[Data shown]
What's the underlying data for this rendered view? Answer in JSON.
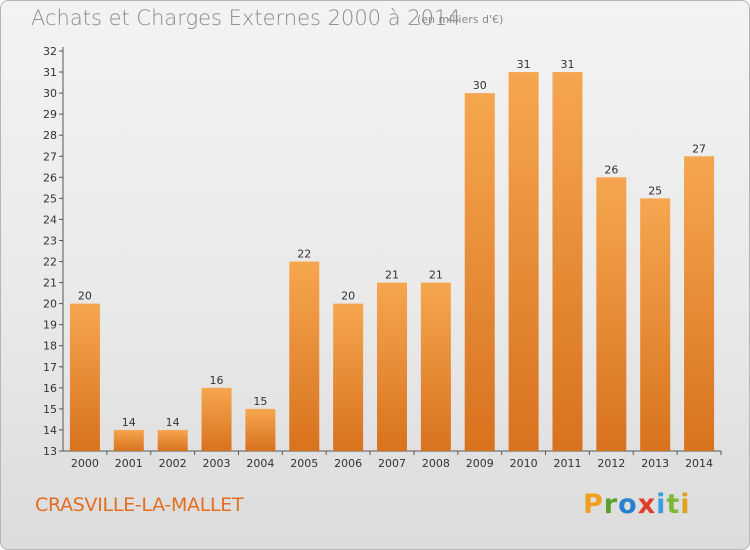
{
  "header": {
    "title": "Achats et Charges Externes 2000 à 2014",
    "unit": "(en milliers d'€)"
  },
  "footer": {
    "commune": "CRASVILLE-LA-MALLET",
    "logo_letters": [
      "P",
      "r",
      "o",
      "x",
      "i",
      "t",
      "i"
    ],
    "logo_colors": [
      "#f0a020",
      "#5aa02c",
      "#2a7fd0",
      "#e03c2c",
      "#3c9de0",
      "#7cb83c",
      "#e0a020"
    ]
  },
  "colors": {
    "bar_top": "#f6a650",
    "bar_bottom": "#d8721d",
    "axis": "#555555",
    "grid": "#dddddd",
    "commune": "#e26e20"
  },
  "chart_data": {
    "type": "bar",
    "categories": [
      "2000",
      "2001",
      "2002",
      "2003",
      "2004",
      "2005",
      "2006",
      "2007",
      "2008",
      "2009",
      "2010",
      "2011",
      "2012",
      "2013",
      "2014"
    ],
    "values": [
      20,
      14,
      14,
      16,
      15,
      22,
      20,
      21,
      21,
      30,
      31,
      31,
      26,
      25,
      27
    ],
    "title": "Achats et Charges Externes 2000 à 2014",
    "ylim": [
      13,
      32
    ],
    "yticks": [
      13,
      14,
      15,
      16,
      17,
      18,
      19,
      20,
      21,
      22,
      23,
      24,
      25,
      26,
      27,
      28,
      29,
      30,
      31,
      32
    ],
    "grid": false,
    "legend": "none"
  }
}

[Exercise brief]
Within the listing above, copy each line that has the string "commune".

[Problem solution]
    "commune": "CRASVILLE-LA-MALLET",
    "commune": "#e26e20"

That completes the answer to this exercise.